• **Work required**:
Tally all lines containing the word "with". Give the number alone.
##### Supplied entries #####
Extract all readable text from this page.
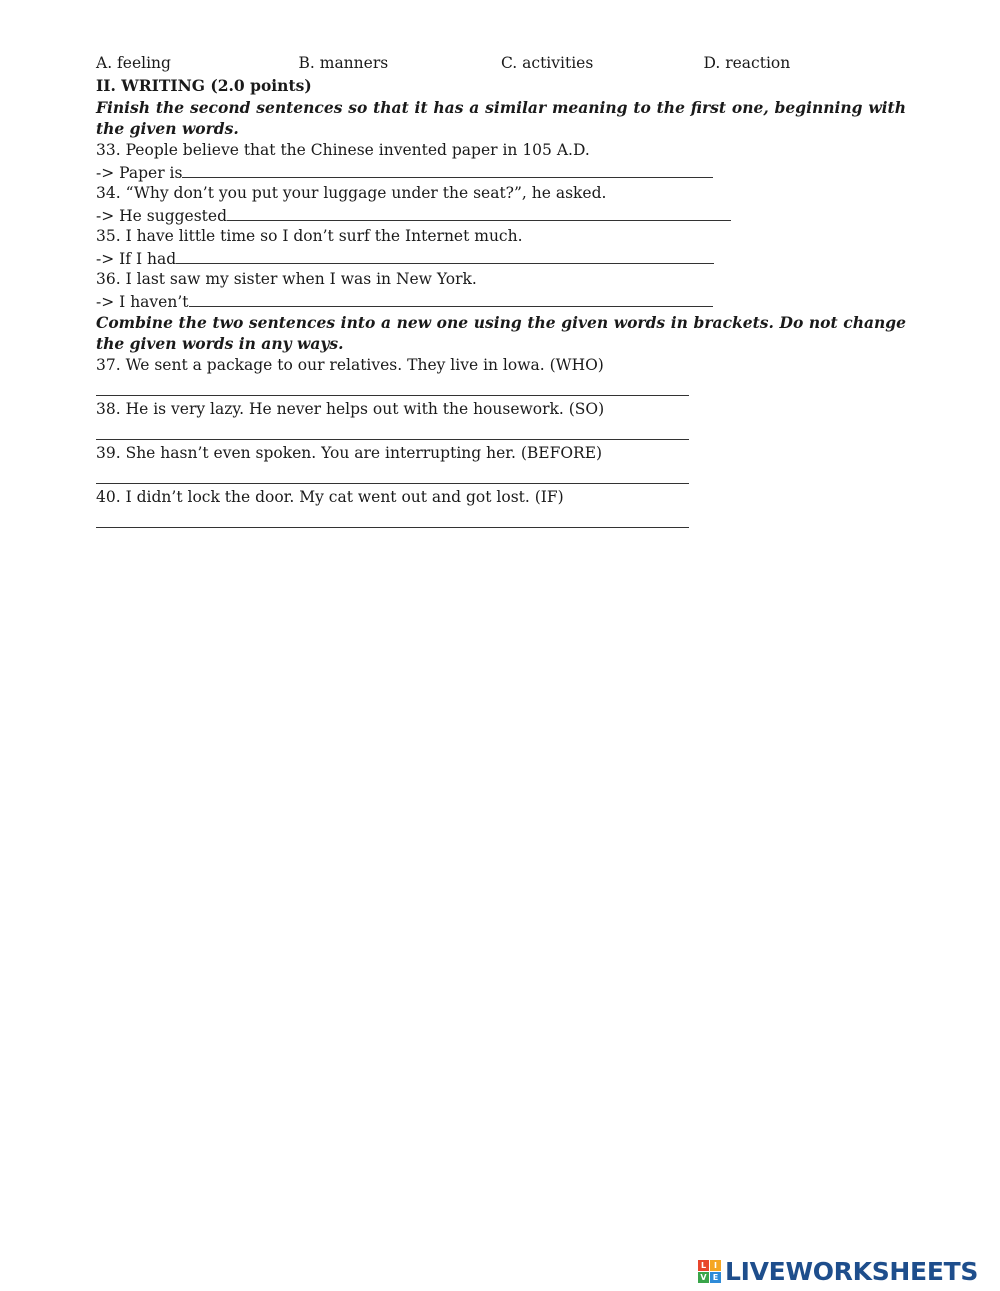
A. feeling	B. manners	C. activities	D. reaction
II. WRITING (2.0 points)
Finish the second sentences so that it has a similar meaning to the first one, beginning with the given words.
33. People believe that the Chinese invented paper in 105 A.D.
-> Paper is
34. “Why don’t you put your luggage under the seat?”, he asked.
-> He suggested
35. I have little time so I don’t surf the Internet much.
-> If I had
36. I last saw my sister when I was in New York.
-> I haven’t
Combine the two sentences into a new one using the given words in brackets. Do not change the given words in any ways.
37. We sent a package to our relatives. They live in lowa. (WHO)
38. He is very lazy. He never helps out with the housework. (SO)
39. She hasn’t even spoken. You are interrupting her. (BEFORE)
40. I didn’t lock the door. My cat went out and got lost. (IF)
L I
V E LIVEWORKSHEETS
#####
• **The response**:
2